=== Problem ===
Drop every picture, then transcribe the remaining data exactly.

#### Data in this exercise ####

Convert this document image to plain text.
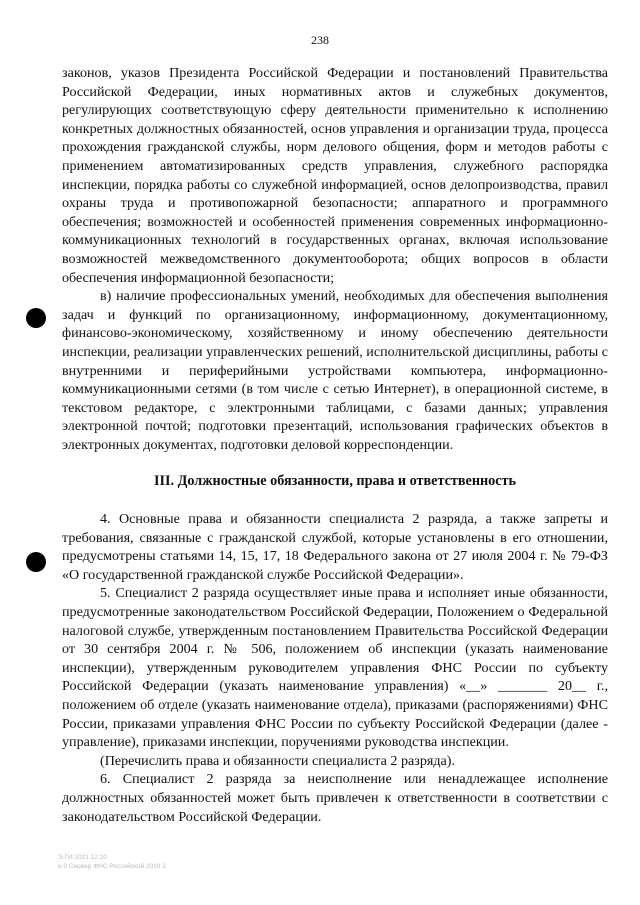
238

законов, указов Президента Российской Федерации и постановлений Правительства Российской Федерации, иных нормативных актов и служебных документов, регулирующих соответствующую сферу деятельности применительно к исполнению конкретных должностных обязанностей, основ управления и организации труда, процесса прохождения гражданской службы, норм делового общения, форм и методов работы с применением автоматизированных средств управления, служебного распорядка инспекции, порядка работы со служебной информацией, основ делопроизводства, правил охраны труда и противопожарной безопасности; аппаратного и программного обеспечения; возможностей и особенностей применения современных информационно-коммуникационных технологий в государственных органах, включая использование возможностей межведомственного документооборота; общих вопросов в области обеспечения информационной безопасности;

в) наличие профессиональных умений, необходимых для обеспечения выполнения задач и функций по организационному, информационному, документационному, финансово-экономическому, хозяйственному и иному обеспечению деятельности инспекции, реализации управленческих решений, исполнительской дисциплины, работы с внутренними и периферийными устройствами компьютера, информационно-коммуникационными сетями (в том числе с сетью Интернет), в операционной системе, в текстовом редакторе, с электронными таблицами, с базами данных; управления электронной почтой; подготовки презентаций, использования графических объектов в электронных документах, подготовки деловой корреспонденции.

III. Должностные обязанности, права и ответственность

4. Основные права и обязанности специалиста 2 разряда, а также запреты и требования, связанные с гражданской службой, которые установлены в его отношении, предусмотрены статьями 14, 15, 17, 18 Федерального закона от 27 июля 2004 г. № 79-ФЗ «О государственной гражданской службе Российской Федерации».

5. Специалист 2 разряда осуществляет иные права и исполняет иные обязанности, предусмотренные законодательством Российской Федерации, Положением о Федеральной налоговой службе, утвержденным постановлением Правительства Российской Федерации от 30 сентября 2004 г. № 506, положением об инспекции (указать наименование инспекции), утвержденным руководителем управления ФНС России по субъекту Российской Федерации (указать наименование управления) «__» _______ 20__ г., положением об отделе (указать наименование отдела), приказами (распоряжениями) ФНС России, приказами управления ФНС России по субъекту Российской Федерации (далее - управление), приказами инспекции, поручениями руководства инспекции.

(Перечислить права и обязанности специалиста 2 разряда).

6. Специалист 2 разряда за неисполнение или ненадлежащее исполнение должностных обязанностей может быть привлечен к ответственности в соответствии с законодательством Российской Федерации.

Э.ГИ 2021 12:20
и.9.Сервер ФНС Российской 2019 2
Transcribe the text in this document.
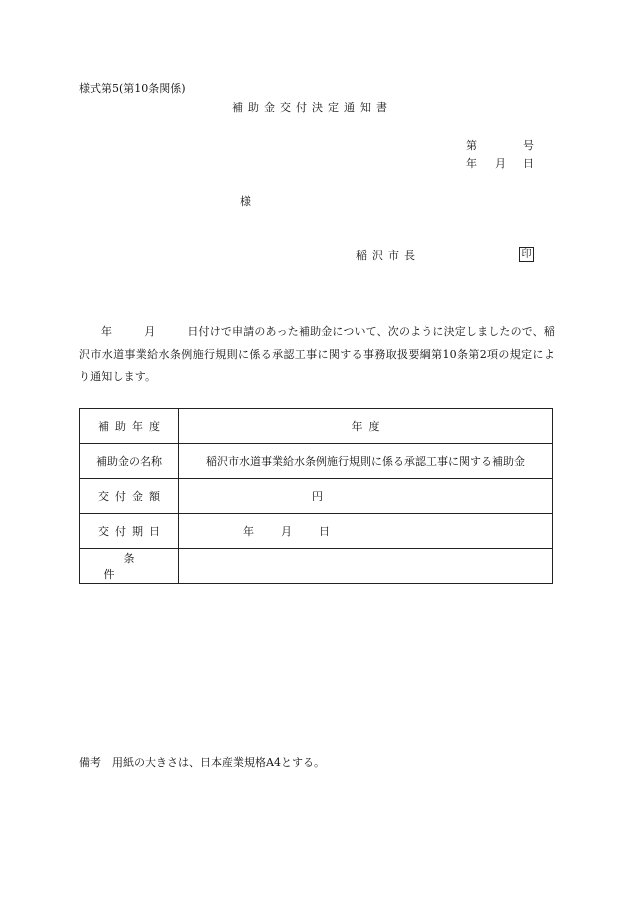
様式第5(第10条関係)
補助金交付決定通知書
第	号
年 月 日
様
稲沢市長	印
年	月	日付けで申請のあった補助金について、次のように決定しましたので、稲沢市水道事業給水条例施行規則に係る承認工事に関する事務取扱要綱第10条第2項の規定により通知します。
補助年度	年度
補助金の名称	稲沢市水道事業給水条例施行規則に係る承認工事に関する補助金
交付金額	円
交付期日	年 月 日
条件	
備考　用紙の大きさは、日本産業規格A4とする。
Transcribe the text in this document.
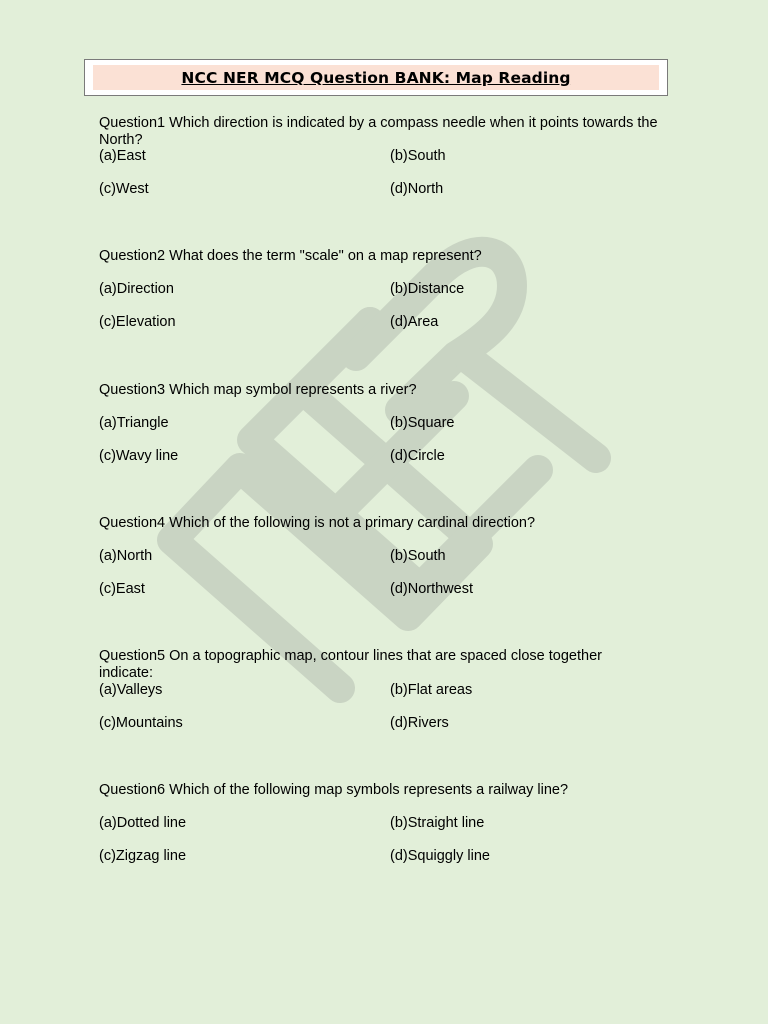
NCC NER MCQ Question BANK: Map Reading
Question1 Which direction is indicated by a compass needle when it points towards the North?
(a)East	(b)South
(c)West	(d)North
Question2 What does the term "scale" on a map represent?
(a)Direction	(b)Distance
(c)Elevation	(d)Area
Question3 Which map symbol represents a river?
(a)Triangle	(b)Square
(c)Wavy line	(d)Circle
Question4 Which of the following is not a primary cardinal direction?
(a)North	(b)South
(c)East	(d)Northwest
Question5 On a topographic map, contour lines that are spaced close together indicate:
(a)Valleys	(b)Flat areas
(c)Mountains	(d)Rivers
Question6 Which of the following map symbols represents a railway line?
(a)Dotted line	(b)Straight line
(c)Zigzag line	(d)Squiggly line
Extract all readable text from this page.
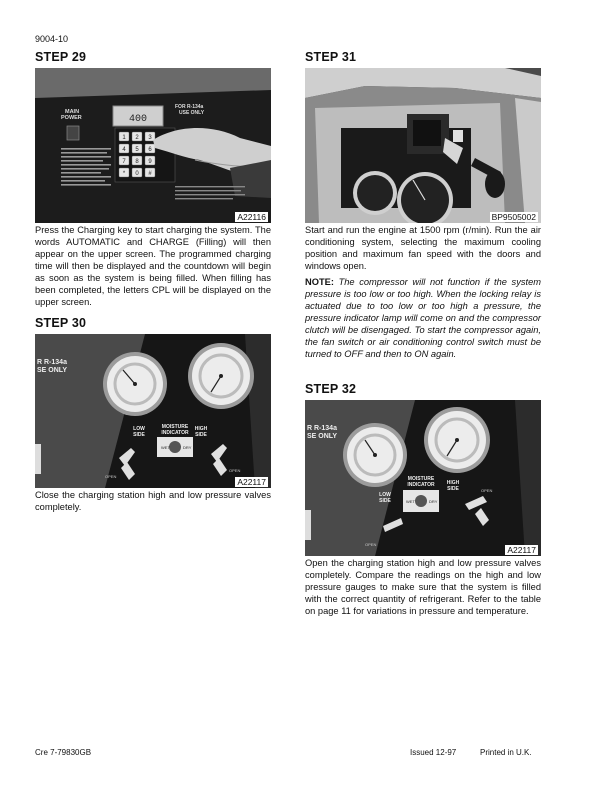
9004-10
STEP 29
MAIN
POWER
FOR R-134a
USE ONLY
400
1 2 3
4 5 6
7 8 9
* 0 #
A22116
Press the Charging key to start charging the system. The words AUTOMATIC and CHARGE (Filling) will then appear on the upper screen. The programmed charging time will then be displayed and the countdown will begin as soon as the system is being filled. When filling has been completed, the letters CPL will be displayed on the upper screen.
STEP 30
R R-134a
SE ONLY
LOW
SIDE
MOISTURE
INDICATOR
HIGH
SIDE
WET	DRY
OPEN
OPEN
A22117
Close the charging station high and low pressure valves completely.
STEP 31
BP9505002
Start and run the engine at 1500 rpm (r/min). Run the air conditioning system, selecting the maximum cooling position and maximum fan speed with the doors and windows open.
NOTE: The compressor will not function if the system pressure is too low or too high. When the locking relay is actuated due to too low or too high a pressure, the pressure indicator lamp will come on and the compressor clutch will be disengaged. To start the compressor again, the fan switch or air conditioning control switch must be turned to OFF and then to ON again.
STEP 32
R R-134a
SE ONLY
LOW
SIDE
MOISTURE
INDICATOR HIGH
SIDE
WET	DRY
OPEN
OPEN
A22117
Open the charging station high and low pressure valves completely. Compare the readings on the high and low pressure gauges to make sure that the system is filled with the correct quantity of refrigerant. Refer to the table on page 11 for variations in pressure and temperature.
Cre 7-79830GB	Issued 12-97	Printed in U.K.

####

=== The output ===
Convert this document image to plain text.
238

законов, указов Президента Российской Федерации и постановлений Правительства Российской Федерации, иных нормативных актов и служебных документов, регулирующих соответствующую сферу деятельности применительно к исполнению конкретных должностных обязанностей, основ управления и организации труда, процесса прохождения гражданской службы, норм делового общения, форм и методов работы с применением автоматизированных средств управления, служебного распорядка инспекции, порядка работы со служебной информацией, основ делопроизводства, правил охраны труда и противопожарной безопасности; аппаратного и программного обеспечения; возможностей и особенностей применения современных информационно-коммуникационных технологий в государственных органах, включая использование возможностей межведомственного документооборота; общих вопросов в области обеспечения информационной безопасности;

в) наличие профессиональных умений, необходимых для обеспечения выполнения задач и функций по организационному, информационному, документационному, финансово-экономическому, хозяйственному и иному обеспечению деятельности инспекции, реализации управленческих решений, исполнительской дисциплины, работы с внутренними и периферийными устройствами компьютера, информационно-коммуникационными сетями (в том числе с сетью Интернет), в операционной системе, в текстовом редакторе, с электронными таблицами, с базами данных; управления электронной почтой; подготовки презентаций, использования графических объектов в электронных документах, подготовки деловой корреспонденции.

III. Должностные обязанности, права и ответственность

4. Основные права и обязанности специалиста 2 разряда, а также запреты и требования, связанные с гражданской службой, которые установлены в его отношении, предусмотрены статьями 14, 15, 17, 18 Федерального закона от 27 июля 2004 г. № 79-ФЗ «О государственной гражданской службе Российской Федерации».

5. Специалист 2 разряда осуществляет иные права и исполняет иные обязанности, предусмотренные законодательством Российской Федерации, Положением о Федеральной налоговой службе, утвержденным постановлением Правительства Российской Федерации от 30 сентября 2004 г. № 506, положением об инспекции (указать наименование инспекции), утвержденным руководителем управления ФНС России по субъекту Российской Федерации (указать наименование управления) «__» _______ 20__ г., положением об отделе (указать наименование отдела), приказами (распоряжениями) ФНС России, приказами управления ФНС России по субъекту Российской Федерации (далее - управление), приказами инспекции, поручениями руководства инспекции.

(Перечислить права и обязанности специалиста 2 разряда).

6. Специалист 2 разряда за неисполнение или ненадлежащее исполнение должностных обязанностей может быть привлечен к ответственности в соответствии с законодательством Российской Федерации.

Э.ГИ 2021 12:20
и.9.Сервер ФНС Российской 2019 2
Transcribe the text in this document.
様式第5(第10条関係)
補助金交付決定通知書
第	号
年 月 日
様
稲沢市長	印
年	月	日付けで申請のあった補助金について、次のように決定しましたので、稲沢市水道事業給水条例施行規則に係る承認工事に関する事務取扱要綱第10条第2項の規定により通知します。
補助年度	年度
補助金の名称	稲沢市水道事業給水条例施行規則に係る承認工事に関する補助金
交付金額	円
交付期日	年 月 日
条件	
備考　用紙の大きさは、日本産業規格A4とする。
Transcribe the text in this document.
NCC NER MCQ Question BANK: Map Reading
Question1 Which direction is indicated by a compass needle when it points towards the North?
(a)East	(b)South
(c)West	(d)North
Question2 What does the term "scale" on a map represent?
(a)Direction	(b)Distance
(c)Elevation	(d)Area
Question3 Which map symbol represents a river?
(a)Triangle	(b)Square
(c)Wavy line	(d)Circle
Question4 Which of the following is not a primary cardinal direction?
(a)North	(b)South
(c)East	(d)Northwest
Question5 On a topographic map, contour lines that are spaced close together indicate:
(a)Valleys	(b)Flat areas
(c)Mountains	(d)Rivers
Question6 Which of the following map symbols represents a railway line?
(a)Dotted line	(b)Straight line
(c)Zigzag line	(d)Squiggly line
Extract all readable text from this page.
9004-10
STEP 29
MAIN
POWER
FOR R-134a
USE ONLY
400
1 2 3
4 5 6
7 8 9
* 0 #
A22116
Press the Charging key to start charging the system. The words AUTOMATIC and CHARGE (Filling) will then appear on the upper screen. The programmed charging time will then be displayed and the countdown will begin as soon as the system is being filled. When filling has been completed, the letters CPL will be displayed on the upper screen.
STEP 30
R R-134a
SE ONLY
LOW
SIDE
MOISTURE
INDICATOR
HIGH
SIDE
WET	DRY
OPEN
OPEN
A22117
Close the charging station high and low pressure valves completely.
STEP 31
BP9505002
Start and run the engine at 1500 rpm (r/min). Run the air conditioning system, selecting the maximum cooling position and maximum fan speed with the doors and windows open.
NOTE: The compressor will not function if the system pressure is too low or too high. When the locking relay is actuated due to too low or too high a pressure, the pressure indicator lamp will come on and the compressor clutch will be disengaged. To start the compressor again, the fan switch or air conditioning control switch must be turned to OFF and then to ON again.
STEP 32
R R-134a
SE ONLY
LOW
SIDE
MOISTURE
INDICATOR HIGH
SIDE
WET	DRY
OPEN
OPEN
A22117
Open the charging station high and low pressure valves completely. Compare the readings on the high and low pressure gauges to make sure that the system is filled with the correct quantity of refrigerant. Refer to the table on page 11 for variations in pressure and temperature.
Cre 7-79830GB	Issued 12-97	Printed in U.K.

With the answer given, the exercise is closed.